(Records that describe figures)
------------------------------

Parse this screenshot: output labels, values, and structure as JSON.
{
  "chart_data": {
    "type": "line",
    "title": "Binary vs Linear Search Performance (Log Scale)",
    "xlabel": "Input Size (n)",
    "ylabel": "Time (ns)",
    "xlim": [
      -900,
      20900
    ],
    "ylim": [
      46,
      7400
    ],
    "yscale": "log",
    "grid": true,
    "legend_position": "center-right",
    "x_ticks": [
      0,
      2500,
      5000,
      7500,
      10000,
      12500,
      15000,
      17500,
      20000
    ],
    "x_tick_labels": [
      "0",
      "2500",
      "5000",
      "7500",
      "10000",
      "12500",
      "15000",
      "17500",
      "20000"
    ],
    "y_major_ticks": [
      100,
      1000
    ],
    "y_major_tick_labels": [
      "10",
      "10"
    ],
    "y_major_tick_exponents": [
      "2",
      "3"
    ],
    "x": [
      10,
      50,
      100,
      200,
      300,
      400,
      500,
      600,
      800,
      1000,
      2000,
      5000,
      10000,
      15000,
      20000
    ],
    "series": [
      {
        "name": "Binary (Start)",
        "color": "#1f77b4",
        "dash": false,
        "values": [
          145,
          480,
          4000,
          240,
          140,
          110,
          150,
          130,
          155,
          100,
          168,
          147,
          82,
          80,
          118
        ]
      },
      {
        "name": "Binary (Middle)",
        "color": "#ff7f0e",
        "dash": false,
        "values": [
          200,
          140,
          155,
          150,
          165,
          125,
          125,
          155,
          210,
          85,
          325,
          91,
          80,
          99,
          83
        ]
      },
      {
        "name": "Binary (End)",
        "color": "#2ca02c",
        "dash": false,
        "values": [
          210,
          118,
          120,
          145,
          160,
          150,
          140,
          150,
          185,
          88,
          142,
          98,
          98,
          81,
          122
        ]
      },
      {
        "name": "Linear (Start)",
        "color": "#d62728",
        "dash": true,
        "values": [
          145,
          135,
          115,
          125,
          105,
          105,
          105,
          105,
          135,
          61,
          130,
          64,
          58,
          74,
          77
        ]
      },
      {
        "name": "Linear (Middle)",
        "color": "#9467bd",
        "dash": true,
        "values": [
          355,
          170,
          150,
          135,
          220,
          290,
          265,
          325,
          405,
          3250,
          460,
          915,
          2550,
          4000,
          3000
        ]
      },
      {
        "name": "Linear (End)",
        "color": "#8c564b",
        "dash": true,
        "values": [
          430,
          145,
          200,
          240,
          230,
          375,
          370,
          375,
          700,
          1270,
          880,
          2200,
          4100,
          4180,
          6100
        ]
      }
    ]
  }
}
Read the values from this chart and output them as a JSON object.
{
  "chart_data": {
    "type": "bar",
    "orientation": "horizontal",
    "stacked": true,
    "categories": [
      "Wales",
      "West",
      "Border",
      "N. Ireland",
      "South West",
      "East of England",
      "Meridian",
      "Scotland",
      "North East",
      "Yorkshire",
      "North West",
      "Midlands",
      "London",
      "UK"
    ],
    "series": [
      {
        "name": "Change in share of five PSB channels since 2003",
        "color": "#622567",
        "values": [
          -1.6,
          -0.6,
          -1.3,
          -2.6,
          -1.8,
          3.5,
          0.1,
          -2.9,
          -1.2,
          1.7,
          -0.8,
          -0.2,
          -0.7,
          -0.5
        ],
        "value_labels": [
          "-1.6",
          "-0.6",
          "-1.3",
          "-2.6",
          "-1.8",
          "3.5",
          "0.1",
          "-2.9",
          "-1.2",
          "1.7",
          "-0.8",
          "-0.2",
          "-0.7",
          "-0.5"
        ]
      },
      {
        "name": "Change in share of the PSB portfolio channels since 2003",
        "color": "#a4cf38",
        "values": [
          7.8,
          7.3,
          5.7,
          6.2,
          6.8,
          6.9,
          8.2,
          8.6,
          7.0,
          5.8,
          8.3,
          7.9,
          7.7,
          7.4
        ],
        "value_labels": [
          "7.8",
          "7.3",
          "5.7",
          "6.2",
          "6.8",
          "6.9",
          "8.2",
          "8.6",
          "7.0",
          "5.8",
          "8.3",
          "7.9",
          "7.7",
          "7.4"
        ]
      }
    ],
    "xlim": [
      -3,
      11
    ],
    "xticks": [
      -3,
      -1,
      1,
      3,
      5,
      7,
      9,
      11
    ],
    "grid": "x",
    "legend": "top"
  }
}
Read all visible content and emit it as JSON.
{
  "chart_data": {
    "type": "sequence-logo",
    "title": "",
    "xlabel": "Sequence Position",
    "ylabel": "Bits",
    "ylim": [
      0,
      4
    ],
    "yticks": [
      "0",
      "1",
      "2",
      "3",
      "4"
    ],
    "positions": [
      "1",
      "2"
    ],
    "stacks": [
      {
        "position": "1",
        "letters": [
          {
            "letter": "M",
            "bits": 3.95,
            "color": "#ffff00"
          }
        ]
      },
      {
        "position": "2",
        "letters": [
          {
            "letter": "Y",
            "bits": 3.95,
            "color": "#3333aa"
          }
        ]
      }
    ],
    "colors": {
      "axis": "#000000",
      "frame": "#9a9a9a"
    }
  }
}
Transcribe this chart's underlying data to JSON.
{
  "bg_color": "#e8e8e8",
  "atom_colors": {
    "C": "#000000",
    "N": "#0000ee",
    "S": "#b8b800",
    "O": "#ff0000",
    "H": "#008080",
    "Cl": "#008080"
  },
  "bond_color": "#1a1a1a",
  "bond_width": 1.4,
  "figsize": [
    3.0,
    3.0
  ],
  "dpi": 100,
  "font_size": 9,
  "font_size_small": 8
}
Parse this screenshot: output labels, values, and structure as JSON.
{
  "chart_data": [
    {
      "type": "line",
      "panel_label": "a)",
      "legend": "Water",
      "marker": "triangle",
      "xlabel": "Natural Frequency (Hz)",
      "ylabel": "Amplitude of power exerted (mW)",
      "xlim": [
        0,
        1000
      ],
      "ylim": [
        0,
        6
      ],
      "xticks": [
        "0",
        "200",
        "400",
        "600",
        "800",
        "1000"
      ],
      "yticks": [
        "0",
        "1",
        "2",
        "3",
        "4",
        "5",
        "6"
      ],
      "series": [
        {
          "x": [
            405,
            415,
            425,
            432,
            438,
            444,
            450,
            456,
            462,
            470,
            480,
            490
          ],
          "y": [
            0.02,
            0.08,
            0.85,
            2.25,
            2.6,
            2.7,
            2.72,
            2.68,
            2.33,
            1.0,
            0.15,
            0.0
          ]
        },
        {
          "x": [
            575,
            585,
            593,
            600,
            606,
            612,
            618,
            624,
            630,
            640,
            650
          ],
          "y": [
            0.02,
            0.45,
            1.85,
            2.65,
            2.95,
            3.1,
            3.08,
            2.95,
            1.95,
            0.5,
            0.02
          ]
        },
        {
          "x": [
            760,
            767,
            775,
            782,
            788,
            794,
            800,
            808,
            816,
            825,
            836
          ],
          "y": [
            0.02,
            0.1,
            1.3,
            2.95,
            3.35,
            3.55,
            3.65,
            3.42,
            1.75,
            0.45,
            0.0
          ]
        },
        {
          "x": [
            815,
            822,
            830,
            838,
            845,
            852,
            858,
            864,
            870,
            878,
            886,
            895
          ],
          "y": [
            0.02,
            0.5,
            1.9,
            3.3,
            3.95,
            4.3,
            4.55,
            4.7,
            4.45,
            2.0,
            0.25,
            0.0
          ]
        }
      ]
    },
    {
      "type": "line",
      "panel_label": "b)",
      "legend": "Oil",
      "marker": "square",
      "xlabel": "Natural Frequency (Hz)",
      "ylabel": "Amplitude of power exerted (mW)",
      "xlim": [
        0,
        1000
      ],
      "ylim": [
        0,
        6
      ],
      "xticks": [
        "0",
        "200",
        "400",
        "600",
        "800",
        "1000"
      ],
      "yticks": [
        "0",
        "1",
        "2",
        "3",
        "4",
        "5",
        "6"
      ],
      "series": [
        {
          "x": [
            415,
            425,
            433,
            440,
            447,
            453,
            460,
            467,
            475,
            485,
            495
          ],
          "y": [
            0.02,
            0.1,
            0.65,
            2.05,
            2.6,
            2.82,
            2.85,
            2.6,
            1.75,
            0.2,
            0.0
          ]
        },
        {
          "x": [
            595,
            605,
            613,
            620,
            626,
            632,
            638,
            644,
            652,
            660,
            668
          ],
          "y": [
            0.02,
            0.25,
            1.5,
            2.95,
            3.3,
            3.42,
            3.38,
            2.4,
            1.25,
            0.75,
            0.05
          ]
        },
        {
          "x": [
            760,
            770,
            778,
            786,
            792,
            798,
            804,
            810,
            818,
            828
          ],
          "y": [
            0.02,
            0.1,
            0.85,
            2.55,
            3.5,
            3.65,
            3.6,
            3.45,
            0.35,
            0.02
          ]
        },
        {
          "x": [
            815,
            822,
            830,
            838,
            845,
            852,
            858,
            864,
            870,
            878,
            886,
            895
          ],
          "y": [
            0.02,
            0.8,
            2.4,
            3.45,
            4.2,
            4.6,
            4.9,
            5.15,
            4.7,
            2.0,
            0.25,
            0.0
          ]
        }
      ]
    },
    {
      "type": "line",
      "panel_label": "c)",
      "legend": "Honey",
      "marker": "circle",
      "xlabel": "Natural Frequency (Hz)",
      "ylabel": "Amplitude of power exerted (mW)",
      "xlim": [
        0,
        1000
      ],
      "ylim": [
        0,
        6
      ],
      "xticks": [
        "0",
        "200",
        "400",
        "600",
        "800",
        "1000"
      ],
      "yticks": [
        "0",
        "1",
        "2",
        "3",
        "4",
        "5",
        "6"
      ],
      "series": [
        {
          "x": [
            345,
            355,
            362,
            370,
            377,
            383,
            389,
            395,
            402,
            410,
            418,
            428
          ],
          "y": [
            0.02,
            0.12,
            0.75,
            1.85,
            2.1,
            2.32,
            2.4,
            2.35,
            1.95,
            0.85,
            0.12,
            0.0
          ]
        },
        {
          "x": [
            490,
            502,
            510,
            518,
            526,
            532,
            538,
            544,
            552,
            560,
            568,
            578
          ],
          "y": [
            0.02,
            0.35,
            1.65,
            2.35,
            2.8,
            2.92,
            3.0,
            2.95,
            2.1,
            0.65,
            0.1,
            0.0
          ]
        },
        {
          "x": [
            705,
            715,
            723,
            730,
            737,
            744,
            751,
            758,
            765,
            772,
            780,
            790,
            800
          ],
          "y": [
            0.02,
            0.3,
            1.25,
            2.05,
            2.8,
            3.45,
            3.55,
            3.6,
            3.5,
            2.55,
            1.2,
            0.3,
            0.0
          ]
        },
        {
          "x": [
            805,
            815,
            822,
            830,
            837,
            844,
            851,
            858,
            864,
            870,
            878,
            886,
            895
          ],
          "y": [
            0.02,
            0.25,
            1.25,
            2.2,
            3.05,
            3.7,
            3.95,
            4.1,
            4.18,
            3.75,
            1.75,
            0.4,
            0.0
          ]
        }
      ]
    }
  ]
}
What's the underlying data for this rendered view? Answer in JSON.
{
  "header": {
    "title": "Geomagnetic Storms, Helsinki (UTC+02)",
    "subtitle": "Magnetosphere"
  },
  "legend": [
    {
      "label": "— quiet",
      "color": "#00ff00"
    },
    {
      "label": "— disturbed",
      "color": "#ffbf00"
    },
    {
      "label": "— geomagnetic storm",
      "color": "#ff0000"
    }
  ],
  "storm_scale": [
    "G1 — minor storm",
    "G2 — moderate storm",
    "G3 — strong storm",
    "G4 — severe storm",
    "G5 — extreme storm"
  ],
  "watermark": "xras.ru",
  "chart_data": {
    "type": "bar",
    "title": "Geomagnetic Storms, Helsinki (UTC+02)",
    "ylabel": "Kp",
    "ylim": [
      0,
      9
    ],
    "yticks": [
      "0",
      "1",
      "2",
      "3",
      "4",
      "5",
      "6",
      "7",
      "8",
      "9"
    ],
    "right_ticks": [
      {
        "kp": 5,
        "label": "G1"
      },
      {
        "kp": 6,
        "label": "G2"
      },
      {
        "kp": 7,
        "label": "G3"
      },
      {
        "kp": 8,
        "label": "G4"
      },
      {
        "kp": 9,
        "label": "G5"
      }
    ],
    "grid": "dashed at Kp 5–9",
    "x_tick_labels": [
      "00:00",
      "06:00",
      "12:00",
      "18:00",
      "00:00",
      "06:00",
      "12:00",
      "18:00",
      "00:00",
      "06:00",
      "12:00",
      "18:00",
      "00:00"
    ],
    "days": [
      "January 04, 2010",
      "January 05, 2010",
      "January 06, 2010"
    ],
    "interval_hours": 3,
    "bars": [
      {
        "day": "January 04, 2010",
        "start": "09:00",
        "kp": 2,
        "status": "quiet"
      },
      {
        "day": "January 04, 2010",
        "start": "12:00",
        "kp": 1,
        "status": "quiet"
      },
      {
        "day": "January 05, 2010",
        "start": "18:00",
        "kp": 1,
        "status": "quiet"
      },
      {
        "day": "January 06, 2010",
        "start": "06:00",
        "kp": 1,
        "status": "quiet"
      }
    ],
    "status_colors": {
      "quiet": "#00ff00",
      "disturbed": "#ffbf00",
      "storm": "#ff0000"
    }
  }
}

------------------------------

Copy each line holding the word "underlying" from the listing above.

● Answer to this task:
Transcribe this chart's underlying data to JSON.
What's the underlying data for this rendered view? Answer in JSON.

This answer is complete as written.